Extracts from a graphics dataset:
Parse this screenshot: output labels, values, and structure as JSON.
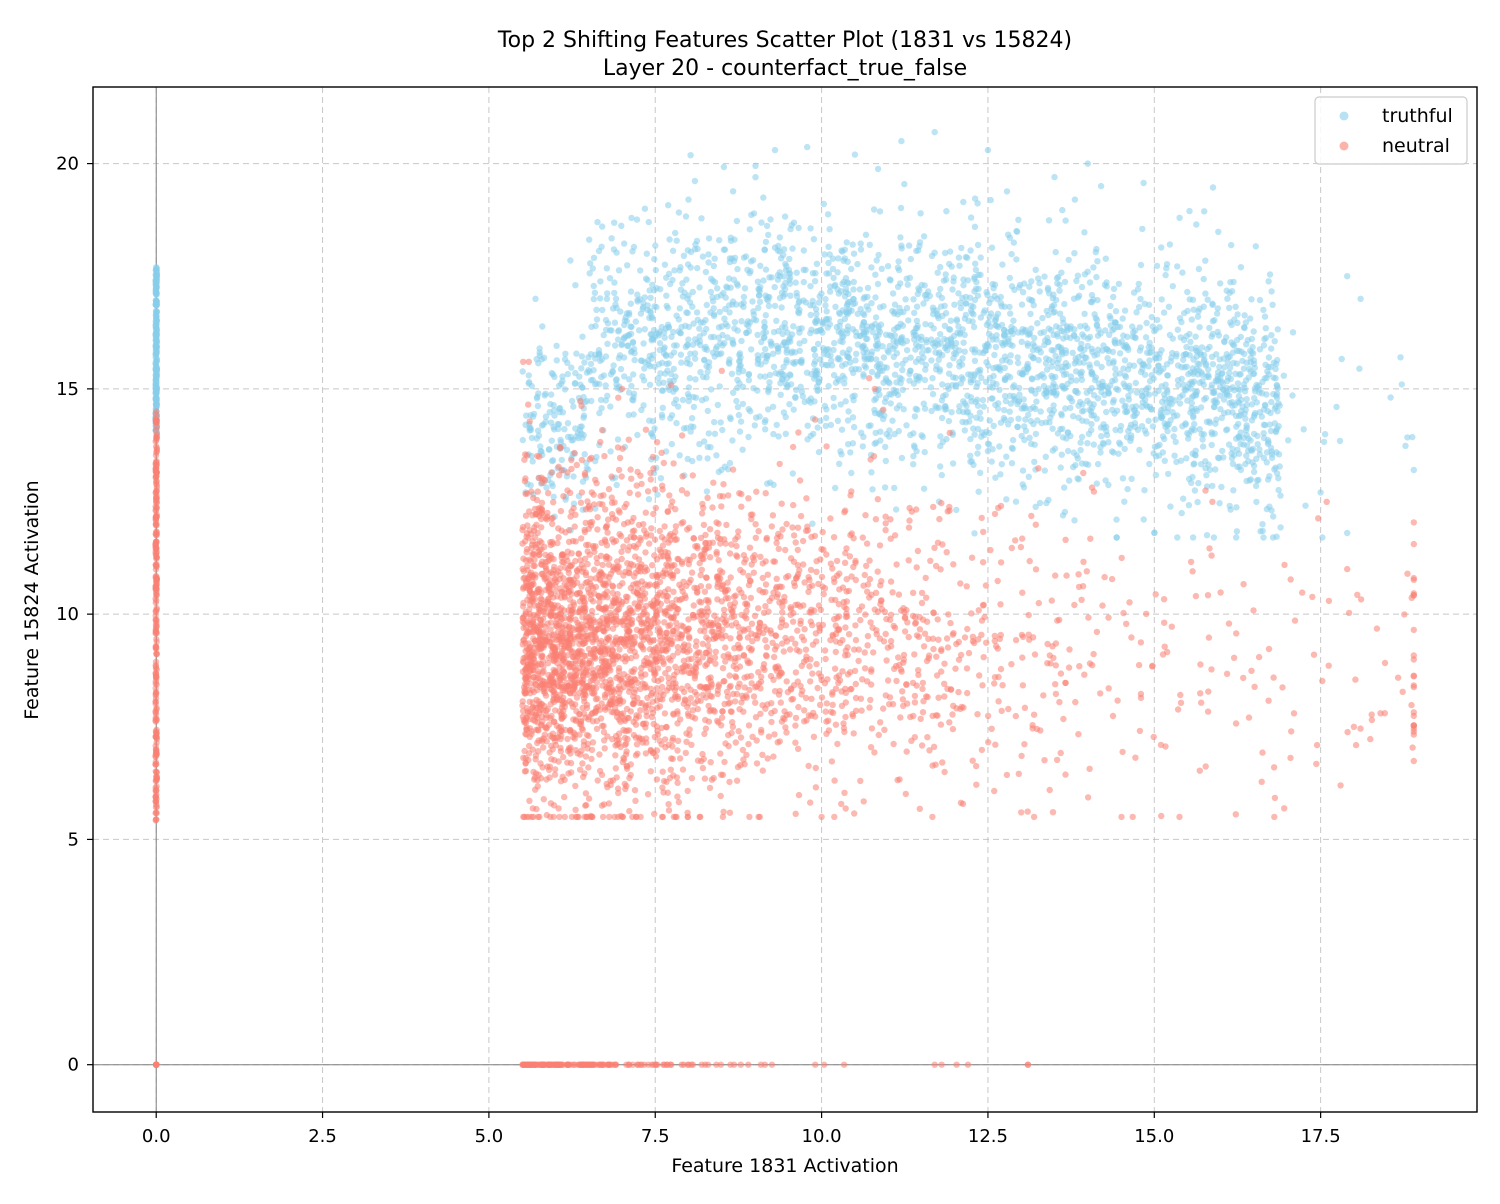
{
  "chart_data": {
    "type": "scatter",
    "title": "Top 2 Shifting Features Scatter Plot (1831 vs 15824)",
    "subtitle": "Layer 20 - counterfact_true_false",
    "xlabel": "Feature 1831 Activation",
    "ylabel": "Feature 15824 Activation",
    "xlim": [
      -0.95,
      19.85
    ],
    "ylim": [
      -1.05,
      21.7
    ],
    "xticks": [
      0.0,
      2.5,
      5.0,
      7.5,
      10.0,
      12.5,
      15.0,
      17.5
    ],
    "xtick_labels": [
      "0.0",
      "2.5",
      "5.0",
      "7.5",
      "10.0",
      "12.5",
      "15.0",
      "17.5"
    ],
    "yticks": [
      0,
      5,
      10,
      15,
      20
    ],
    "ytick_labels": [
      "0",
      "5",
      "10",
      "15",
      "20"
    ],
    "grid": true,
    "reference_lines": {
      "x": 0,
      "y": 0
    },
    "legend_position": "top-right",
    "series": [
      {
        "name": "truthful",
        "color": "#87ceeb",
        "clusters": [
          {
            "shape": "vertical-line",
            "x": 0.0,
            "y_range": [
              14.0,
              17.7
            ]
          },
          {
            "shape": "cloud",
            "x_range": [
              5.5,
              18.9
            ],
            "y_range": [
              11.7,
              20.7
            ],
            "center": [
              11.0,
              15.8
            ]
          }
        ],
        "sample_points": [
          [
            0,
            17.7
          ],
          [
            0,
            16.9
          ],
          [
            9.3,
            20.3
          ],
          [
            10.5,
            20.2
          ],
          [
            11.2,
            20.5
          ],
          [
            11.7,
            20.7
          ],
          [
            12.5,
            20.3
          ],
          [
            14.0,
            20.0
          ],
          [
            14.2,
            19.5
          ],
          [
            17.9,
            17.5
          ],
          [
            18.1,
            17.0
          ],
          [
            18.7,
            15.7
          ],
          [
            18.9,
            13.2
          ],
          [
            17.9,
            11.8
          ],
          [
            17.5,
            12.7
          ],
          [
            15.0,
            11.8
          ],
          [
            5.6,
            15.3
          ],
          [
            5.7,
            17.0
          ],
          [
            6.3,
            17.3
          ],
          [
            8.0,
            19.2
          ],
          [
            13.5,
            19.7
          ],
          [
            16.5,
            14.0
          ]
        ]
      },
      {
        "name": "neutral",
        "color": "#fa8072",
        "clusters": [
          {
            "shape": "vertical-line",
            "x": 0.0,
            "y_range": [
              5.4,
              14.5
            ]
          },
          {
            "shape": "cloud",
            "x_range": [
              5.5,
              18.9
            ],
            "y_range": [
              5.5,
              15.6
            ],
            "center": [
              8.0,
              9.5
            ]
          },
          {
            "shape": "horizontal-line",
            "y": 0.0,
            "x_range": [
              5.5,
              13.1
            ]
          },
          {
            "point": [
              0.0,
              0.0
            ]
          }
        ],
        "sample_points": [
          [
            0,
            0
          ],
          [
            13.1,
            0
          ],
          [
            12.2,
            0
          ],
          [
            11.7,
            0
          ],
          [
            5.6,
            15.6
          ],
          [
            7.0,
            15.0
          ],
          [
            8.5,
            15.4
          ],
          [
            10.8,
            15.0
          ],
          [
            17.9,
            11.0
          ],
          [
            18.0,
            7.5
          ],
          [
            18.4,
            7.8
          ],
          [
            18.9,
            10.8
          ],
          [
            17.8,
            6.2
          ],
          [
            17.4,
            9.1
          ],
          [
            13.0,
            5.6
          ],
          [
            10.0,
            5.5
          ],
          [
            5.6,
            5.5
          ],
          [
            16.8,
            6.6
          ],
          [
            17.1,
            7.8
          ]
        ]
      }
    ]
  }
}
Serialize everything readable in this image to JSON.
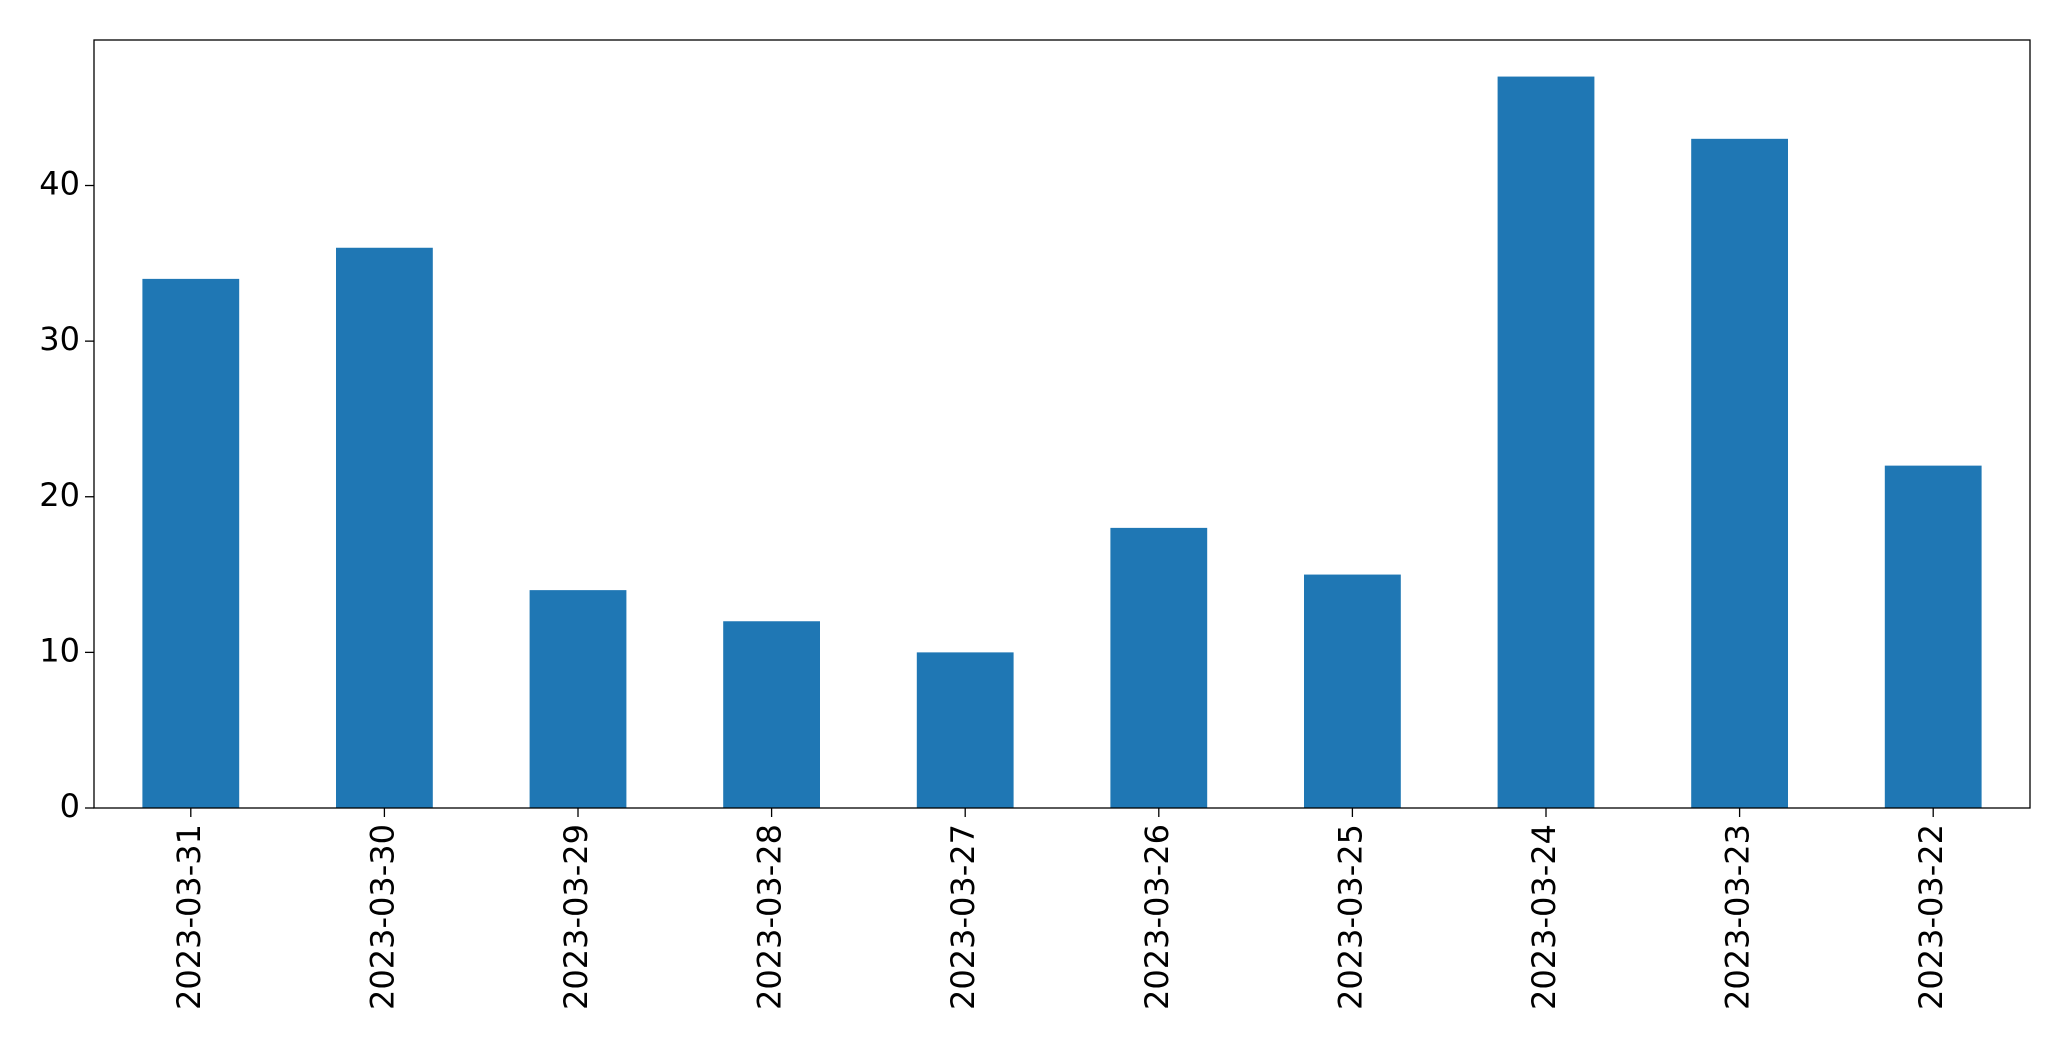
{
  "chart_data": {
    "type": "bar",
    "categories": [
      "2023-03-31",
      "2023-03-30",
      "2023-03-29",
      "2023-03-28",
      "2023-03-27",
      "2023-03-26",
      "2023-03-25",
      "2023-03-24",
      "2023-03-23",
      "2023-03-22"
    ],
    "values": [
      34,
      36,
      14,
      12,
      10,
      18,
      15,
      47,
      43,
      22
    ],
    "color": "#1f77b4",
    "ylim": [
      0,
      49.35
    ],
    "yticks": [
      0,
      10,
      20,
      30,
      40
    ]
  }
}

▶ _Objective_
How many lines in the data contain the string "JSON"? Respond with the number only.

▶ _Written answer_
2